WHAT TO DO: Beginning with the line containing "Read out every word on this page." and ending with the last line, repeat the records exactly.

Begin DATA LISTING

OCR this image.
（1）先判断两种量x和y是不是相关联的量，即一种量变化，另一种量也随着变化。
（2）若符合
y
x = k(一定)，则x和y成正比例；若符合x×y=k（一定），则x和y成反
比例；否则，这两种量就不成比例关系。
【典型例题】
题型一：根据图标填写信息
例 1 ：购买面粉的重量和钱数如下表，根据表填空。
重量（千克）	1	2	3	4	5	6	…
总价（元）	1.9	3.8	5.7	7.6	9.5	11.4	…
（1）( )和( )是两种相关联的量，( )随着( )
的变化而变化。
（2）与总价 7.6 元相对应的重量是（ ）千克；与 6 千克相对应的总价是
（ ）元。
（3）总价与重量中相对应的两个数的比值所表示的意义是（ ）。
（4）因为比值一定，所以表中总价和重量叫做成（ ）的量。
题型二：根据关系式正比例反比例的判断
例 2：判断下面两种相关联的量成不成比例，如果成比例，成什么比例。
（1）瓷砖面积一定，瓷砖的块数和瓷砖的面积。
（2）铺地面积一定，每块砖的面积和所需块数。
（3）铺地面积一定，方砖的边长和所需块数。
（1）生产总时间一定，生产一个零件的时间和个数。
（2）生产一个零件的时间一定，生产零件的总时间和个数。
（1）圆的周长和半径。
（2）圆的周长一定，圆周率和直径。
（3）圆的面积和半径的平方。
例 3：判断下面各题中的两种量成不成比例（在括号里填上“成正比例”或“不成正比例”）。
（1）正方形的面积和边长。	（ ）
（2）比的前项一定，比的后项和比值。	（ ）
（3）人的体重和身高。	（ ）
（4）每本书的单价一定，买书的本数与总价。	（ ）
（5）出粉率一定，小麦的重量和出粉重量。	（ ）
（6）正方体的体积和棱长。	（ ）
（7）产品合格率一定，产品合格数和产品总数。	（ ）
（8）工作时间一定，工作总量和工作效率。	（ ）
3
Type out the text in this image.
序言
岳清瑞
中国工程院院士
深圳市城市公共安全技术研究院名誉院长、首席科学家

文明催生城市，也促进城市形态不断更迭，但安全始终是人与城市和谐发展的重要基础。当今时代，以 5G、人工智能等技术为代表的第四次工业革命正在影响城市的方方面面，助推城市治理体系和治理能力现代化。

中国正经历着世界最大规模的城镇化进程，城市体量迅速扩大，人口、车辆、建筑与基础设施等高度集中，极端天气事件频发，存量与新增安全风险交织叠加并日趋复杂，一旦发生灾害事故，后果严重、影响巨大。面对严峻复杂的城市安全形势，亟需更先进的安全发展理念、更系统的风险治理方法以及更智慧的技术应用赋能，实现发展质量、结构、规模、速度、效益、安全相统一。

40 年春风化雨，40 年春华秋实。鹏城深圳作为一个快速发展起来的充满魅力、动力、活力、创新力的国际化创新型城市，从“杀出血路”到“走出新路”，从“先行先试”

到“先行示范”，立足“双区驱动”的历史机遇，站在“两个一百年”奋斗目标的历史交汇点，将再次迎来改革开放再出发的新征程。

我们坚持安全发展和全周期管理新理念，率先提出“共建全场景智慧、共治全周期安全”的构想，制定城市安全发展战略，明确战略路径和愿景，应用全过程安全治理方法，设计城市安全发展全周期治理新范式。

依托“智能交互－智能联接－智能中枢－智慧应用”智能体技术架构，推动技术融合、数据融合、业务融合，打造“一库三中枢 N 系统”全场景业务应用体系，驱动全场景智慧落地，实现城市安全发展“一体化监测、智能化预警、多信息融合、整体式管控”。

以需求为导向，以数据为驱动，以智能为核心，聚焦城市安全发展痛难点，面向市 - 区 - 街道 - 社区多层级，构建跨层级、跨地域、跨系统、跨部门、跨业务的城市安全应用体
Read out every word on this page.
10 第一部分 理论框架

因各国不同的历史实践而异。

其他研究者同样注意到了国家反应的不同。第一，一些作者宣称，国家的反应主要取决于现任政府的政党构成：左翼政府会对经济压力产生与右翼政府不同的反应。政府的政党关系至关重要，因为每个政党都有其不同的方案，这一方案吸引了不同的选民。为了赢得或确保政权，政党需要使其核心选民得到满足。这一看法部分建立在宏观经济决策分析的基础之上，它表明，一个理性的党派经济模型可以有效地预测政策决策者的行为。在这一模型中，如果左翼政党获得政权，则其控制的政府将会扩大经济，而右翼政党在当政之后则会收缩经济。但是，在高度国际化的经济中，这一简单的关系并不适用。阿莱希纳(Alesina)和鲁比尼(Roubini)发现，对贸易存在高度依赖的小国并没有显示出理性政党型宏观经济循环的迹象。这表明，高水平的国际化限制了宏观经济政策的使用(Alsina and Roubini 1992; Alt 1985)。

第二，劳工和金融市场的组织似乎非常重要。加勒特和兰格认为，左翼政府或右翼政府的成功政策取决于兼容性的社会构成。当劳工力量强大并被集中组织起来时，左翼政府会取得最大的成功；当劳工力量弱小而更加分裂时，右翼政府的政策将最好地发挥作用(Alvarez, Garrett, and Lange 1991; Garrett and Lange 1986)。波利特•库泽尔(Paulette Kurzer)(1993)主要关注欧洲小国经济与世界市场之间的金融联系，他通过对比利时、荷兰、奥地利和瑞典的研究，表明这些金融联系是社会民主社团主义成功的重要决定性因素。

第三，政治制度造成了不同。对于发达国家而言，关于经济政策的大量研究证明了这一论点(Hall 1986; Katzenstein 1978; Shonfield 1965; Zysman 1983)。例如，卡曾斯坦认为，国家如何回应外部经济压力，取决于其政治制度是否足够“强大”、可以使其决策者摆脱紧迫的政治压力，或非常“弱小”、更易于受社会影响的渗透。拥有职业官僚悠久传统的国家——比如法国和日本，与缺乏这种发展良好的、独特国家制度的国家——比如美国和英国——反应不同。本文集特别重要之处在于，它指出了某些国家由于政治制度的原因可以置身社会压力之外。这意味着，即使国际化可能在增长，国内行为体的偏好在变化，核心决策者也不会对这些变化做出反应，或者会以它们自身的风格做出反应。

End DATA LISTING

WRITTEN RESPONSE:
Read out every word on this page.
10 第一部分 理论框架

因各国不同的历史实践而异。

其他研究者同样注意到了国家反应的不同。第一，一些作者宣称，国家的反应主要取决于现任政府的政党构成：左翼政府会对经济压力产生与右翼政府不同的反应。政府的政党关系至关重要，因为每个政党都有其不同的方案，这一方案吸引了不同的选民。为了赢得或确保政权，政党需要使其核心选民得到满足。这一看法部分建立在宏观经济决策分析的基础之上，它表明，一个理性的党派经济模型可以有效地预测政策决策者的行为。在这一模型中，如果左翼政党获得政权，则其控制的政府将会扩大经济，而右翼政党在当政之后则会收缩经济。但是，在高度国际化的经济中，这一简单的关系并不适用。阿莱希纳(Alesina)和鲁比尼(Roubini)发现，对贸易存在高度依赖的小国并没有显示出理性政党型宏观经济循环的迹象。这表明，高水平的国际化限制了宏观经济政策的使用(Alsina and Roubini 1992; Alt 1985)。

第二，劳工和金融市场的组织似乎非常重要。加勒特和兰格认为，左翼政府或右翼政府的成功政策取决于兼容性的社会构成。当劳工力量强大并被集中组织起来时，左翼政府会取得最大的成功；当劳工力量弱小而更加分裂时，右翼政府的政策将最好地发挥作用(Alvarez, Garrett, and Lange 1991; Garrett and Lange 1986)。波利特•库泽尔(Paulette Kurzer)(1993)主要关注欧洲小国经济与世界市场之间的金融联系，他通过对比利时、荷兰、奥地利和瑞典的研究，表明这些金融联系是社会民主社团主义成功的重要决定性因素。

第三，政治制度造成了不同。对于发达国家而言，关于经济政策的大量研究证明了这一论点(Hall 1986; Katzenstein 1978; Shonfield 1965; Zysman 1983)。例如，卡曾斯坦认为，国家如何回应外部经济压力，取决于其政治制度是否足够“强大”、可以使其决策者摆脱紧迫的政治压力，或非常“弱小”、更易于受社会影响的渗透。拥有职业官僚悠久传统的国家——比如法国和日本，与缺乏这种发展良好的、独特国家制度的国家——比如美国和英国——反应不同。本文集特别重要之处在于，它指出了某些国家由于政治制度的原因可以置身社会压力之外。这意味着，即使国际化可能在增长，国内行为体的偏好在变化，核心决策者也不会对这些变化做出反应，或者会以它们自身的风格做出反应。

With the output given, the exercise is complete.